> [Short problem]: Transcribe each line of the records below exactly, excluding any embedded images.
◇ ◇ ◇
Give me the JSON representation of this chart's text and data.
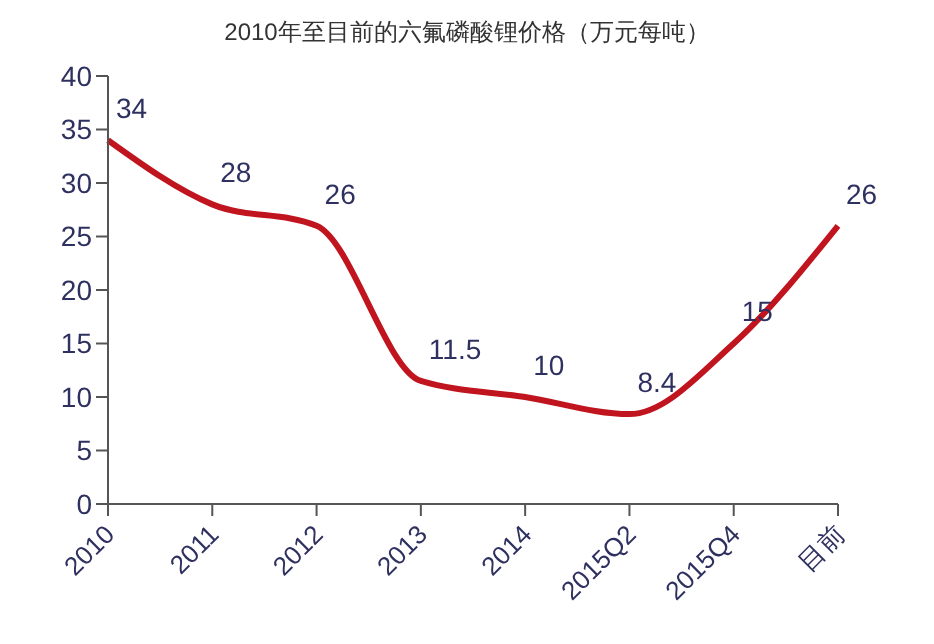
{
  "chart_data": {
    "type": "line",
    "title": "2010年至目前的六氟磷酸锂价格（万元每吨）",
    "categories": [
      "2010",
      "2011",
      "2012",
      "2013",
      "2014",
      "2015Q2",
      "2015Q4",
      "目前"
    ],
    "series": [
      {
        "color": "#c0141e",
        "values": [
          34,
          28,
          26,
          11.5,
          10,
          8.4,
          15,
          26
        ]
      }
    ],
    "ylim": [
      0,
      40
    ],
    "yticks": [
      0,
      5,
      10,
      15,
      20,
      25,
      30,
      35,
      40
    ],
    "grid": false,
    "legend": false,
    "marker": "none",
    "line_style": "solid",
    "data_labels": true
  }
}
◇ ◇ ◇
> [Output for this task]:
Give me the JSON representation of this chart's text and data.
{
  "chart_data": {
    "type": "line",
    "title": "2010年至目前的六氟磷酸锂价格（万元每吨）",
    "categories": [
      "2010",
      "2011",
      "2012",
      "2013",
      "2014",
      "2015Q2",
      "2015Q4",
      "目前"
    ],
    "series": [
      {
        "color": "#c0141e",
        "values": [
          34,
          28,
          26,
          11.5,
          10,
          8.4,
          15,
          26
        ]
      }
    ],
    "ylim": [
      0,
      40
    ],
    "yticks": [
      0,
      5,
      10,
      15,
      20,
      25,
      30,
      35,
      40
    ],
    "grid": false,
    "legend": false,
    "marker": "none",
    "line_style": "solid",
    "data_labels": true
  }
}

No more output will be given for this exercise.